PROBLEM: Pick out every line that holds the string "JSON" and copy it.

======== DATA SHOWN

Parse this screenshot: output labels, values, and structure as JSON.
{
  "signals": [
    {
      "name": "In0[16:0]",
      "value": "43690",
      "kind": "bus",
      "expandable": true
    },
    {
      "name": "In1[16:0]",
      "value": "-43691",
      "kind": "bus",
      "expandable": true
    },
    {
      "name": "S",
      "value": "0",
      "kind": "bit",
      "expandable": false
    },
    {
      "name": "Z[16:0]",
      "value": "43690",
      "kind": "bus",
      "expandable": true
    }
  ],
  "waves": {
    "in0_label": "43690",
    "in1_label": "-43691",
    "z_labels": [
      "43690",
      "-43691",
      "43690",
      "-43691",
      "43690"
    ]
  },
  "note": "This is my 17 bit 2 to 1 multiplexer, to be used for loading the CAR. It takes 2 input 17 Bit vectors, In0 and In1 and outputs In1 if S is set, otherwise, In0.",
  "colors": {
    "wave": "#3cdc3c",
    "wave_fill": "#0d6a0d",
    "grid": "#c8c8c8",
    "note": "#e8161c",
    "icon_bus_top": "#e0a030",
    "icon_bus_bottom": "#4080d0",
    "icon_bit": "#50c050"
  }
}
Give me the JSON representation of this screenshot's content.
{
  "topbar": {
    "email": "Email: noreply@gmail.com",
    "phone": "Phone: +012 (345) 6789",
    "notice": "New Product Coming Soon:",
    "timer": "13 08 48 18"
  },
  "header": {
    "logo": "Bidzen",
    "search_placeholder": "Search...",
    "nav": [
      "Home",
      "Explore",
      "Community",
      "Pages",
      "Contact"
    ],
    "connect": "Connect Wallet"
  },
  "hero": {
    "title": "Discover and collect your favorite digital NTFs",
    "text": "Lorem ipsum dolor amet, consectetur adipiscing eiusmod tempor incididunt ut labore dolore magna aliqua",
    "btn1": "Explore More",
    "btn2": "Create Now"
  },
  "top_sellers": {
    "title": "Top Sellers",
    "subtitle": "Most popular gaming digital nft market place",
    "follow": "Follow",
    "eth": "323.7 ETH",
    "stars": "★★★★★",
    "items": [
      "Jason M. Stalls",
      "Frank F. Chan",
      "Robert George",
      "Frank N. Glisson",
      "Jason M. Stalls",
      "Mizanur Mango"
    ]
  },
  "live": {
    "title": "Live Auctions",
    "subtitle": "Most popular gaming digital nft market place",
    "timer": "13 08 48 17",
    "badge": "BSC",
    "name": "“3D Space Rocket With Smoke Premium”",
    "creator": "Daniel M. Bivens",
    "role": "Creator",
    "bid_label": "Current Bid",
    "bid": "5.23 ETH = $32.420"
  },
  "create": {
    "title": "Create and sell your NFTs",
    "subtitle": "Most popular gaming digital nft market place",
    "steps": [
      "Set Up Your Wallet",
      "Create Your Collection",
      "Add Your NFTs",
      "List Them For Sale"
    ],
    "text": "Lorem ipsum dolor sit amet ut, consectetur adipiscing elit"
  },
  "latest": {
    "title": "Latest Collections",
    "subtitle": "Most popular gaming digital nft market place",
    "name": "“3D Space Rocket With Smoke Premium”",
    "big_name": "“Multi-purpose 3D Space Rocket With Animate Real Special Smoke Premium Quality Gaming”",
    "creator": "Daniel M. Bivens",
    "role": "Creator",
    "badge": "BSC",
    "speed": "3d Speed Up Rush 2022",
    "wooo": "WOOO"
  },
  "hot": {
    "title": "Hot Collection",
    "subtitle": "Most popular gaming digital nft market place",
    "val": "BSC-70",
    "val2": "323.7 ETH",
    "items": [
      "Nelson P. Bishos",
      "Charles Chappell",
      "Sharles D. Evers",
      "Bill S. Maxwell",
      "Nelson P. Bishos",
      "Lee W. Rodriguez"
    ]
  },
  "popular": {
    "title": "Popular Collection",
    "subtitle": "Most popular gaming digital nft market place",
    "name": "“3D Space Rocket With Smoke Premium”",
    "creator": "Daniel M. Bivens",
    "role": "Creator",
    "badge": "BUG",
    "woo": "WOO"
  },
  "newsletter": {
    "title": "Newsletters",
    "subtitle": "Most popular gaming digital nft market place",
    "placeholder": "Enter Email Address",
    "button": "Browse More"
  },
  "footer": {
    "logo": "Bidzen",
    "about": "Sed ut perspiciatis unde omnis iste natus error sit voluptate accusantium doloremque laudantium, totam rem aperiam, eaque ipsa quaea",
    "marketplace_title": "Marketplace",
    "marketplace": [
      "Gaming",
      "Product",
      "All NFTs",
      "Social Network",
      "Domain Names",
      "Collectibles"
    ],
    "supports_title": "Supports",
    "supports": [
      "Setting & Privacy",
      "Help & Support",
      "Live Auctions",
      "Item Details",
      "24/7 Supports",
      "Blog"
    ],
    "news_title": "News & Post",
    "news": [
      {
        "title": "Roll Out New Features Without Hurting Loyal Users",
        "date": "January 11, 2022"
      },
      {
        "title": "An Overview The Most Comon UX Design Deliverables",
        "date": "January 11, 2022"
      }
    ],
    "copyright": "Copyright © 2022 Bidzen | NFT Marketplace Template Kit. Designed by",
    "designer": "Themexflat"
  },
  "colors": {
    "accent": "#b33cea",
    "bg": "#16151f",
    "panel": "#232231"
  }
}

================

SOLVED EXERCISE:
Parse this screenshot: output labels, values, and structure as JSON.
Give me the JSON representation of this screenshot's content.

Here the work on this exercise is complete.